Given information:
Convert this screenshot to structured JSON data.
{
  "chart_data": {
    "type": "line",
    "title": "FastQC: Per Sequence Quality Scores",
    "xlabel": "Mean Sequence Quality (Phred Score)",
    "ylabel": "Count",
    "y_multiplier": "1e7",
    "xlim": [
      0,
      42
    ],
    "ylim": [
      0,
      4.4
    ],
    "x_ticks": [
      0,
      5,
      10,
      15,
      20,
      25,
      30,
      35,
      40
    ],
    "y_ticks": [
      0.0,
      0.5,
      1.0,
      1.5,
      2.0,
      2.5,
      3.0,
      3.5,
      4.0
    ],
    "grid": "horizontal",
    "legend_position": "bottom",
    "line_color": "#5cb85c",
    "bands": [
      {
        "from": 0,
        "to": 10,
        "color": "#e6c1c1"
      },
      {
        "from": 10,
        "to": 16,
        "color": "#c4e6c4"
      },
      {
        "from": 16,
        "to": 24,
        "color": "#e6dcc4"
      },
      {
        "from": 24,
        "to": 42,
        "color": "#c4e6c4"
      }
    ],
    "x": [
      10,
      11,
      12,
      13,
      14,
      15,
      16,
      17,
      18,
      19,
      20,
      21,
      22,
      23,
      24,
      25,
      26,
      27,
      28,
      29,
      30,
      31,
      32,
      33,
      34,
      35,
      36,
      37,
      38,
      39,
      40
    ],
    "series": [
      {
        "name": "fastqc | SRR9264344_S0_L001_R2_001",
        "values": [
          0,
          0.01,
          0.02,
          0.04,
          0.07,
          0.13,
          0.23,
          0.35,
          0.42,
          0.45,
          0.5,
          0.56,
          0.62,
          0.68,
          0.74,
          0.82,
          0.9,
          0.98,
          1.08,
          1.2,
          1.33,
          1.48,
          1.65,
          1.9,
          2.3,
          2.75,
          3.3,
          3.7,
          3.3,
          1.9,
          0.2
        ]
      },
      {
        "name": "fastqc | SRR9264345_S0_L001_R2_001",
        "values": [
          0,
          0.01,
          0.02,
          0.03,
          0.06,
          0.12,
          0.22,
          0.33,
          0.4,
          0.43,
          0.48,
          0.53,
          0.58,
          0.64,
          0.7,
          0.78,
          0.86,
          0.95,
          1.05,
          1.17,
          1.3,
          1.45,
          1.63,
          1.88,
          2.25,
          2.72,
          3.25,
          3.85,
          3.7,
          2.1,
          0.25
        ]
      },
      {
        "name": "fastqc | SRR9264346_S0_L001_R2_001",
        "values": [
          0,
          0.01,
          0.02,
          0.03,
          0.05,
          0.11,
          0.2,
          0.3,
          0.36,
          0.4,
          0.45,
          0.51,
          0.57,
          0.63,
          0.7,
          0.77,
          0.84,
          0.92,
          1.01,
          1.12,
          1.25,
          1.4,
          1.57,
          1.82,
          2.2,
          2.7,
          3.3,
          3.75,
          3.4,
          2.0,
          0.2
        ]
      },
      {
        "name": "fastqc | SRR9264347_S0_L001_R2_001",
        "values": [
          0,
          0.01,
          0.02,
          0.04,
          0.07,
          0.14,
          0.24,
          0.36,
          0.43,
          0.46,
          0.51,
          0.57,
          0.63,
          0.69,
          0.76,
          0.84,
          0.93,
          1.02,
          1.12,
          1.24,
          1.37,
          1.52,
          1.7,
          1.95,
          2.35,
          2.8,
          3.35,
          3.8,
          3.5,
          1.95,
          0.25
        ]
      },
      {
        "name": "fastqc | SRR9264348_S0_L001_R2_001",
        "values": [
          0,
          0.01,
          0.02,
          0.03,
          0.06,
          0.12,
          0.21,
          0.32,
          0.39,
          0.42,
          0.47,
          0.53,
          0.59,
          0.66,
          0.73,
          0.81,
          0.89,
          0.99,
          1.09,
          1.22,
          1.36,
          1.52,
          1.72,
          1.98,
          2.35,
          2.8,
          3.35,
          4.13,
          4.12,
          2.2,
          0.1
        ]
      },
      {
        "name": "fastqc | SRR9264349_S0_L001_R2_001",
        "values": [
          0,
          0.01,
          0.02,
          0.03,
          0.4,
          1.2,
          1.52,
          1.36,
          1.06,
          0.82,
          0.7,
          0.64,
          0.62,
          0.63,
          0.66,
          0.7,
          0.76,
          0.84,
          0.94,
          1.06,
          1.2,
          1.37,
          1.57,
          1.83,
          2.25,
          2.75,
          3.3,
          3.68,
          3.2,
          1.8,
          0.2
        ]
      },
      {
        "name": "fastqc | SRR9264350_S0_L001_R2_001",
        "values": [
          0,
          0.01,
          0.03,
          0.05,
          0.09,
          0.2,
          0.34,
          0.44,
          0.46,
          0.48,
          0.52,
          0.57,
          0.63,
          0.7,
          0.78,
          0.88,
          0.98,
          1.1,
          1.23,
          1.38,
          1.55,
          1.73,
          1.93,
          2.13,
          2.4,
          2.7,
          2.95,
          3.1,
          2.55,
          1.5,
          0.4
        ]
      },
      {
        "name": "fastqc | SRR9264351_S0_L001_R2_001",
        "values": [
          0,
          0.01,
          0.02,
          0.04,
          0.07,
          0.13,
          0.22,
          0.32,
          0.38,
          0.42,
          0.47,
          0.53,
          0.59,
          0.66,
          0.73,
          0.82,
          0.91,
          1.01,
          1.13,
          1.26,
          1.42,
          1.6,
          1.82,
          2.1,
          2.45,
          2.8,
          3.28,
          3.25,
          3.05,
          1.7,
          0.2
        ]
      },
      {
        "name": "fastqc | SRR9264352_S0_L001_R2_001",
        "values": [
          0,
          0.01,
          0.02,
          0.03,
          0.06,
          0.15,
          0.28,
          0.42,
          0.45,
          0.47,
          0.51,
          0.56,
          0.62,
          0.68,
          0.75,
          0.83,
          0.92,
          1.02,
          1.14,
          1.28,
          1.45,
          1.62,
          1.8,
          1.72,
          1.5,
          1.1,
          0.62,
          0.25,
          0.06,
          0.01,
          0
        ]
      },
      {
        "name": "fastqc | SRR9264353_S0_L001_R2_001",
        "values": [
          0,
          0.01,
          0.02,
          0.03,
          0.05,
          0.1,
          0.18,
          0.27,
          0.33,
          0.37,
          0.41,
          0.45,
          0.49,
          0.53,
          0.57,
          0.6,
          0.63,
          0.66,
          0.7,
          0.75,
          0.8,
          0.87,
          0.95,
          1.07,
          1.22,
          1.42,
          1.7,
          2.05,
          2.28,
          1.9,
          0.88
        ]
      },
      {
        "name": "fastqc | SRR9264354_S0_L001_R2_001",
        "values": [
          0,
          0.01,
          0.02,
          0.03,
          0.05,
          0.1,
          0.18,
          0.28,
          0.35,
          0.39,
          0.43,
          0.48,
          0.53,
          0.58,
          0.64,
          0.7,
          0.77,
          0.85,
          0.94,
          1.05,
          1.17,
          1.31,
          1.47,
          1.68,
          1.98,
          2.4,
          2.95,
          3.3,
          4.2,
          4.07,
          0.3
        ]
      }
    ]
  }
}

Exercise instructions: Take every line that includes the string "Sequence" and copy it.

Exercise response:
    "title": "FastQC: Per Sequence Quality Scores",
    "xlabel": "Mean Sequence Quality (Phred Score)",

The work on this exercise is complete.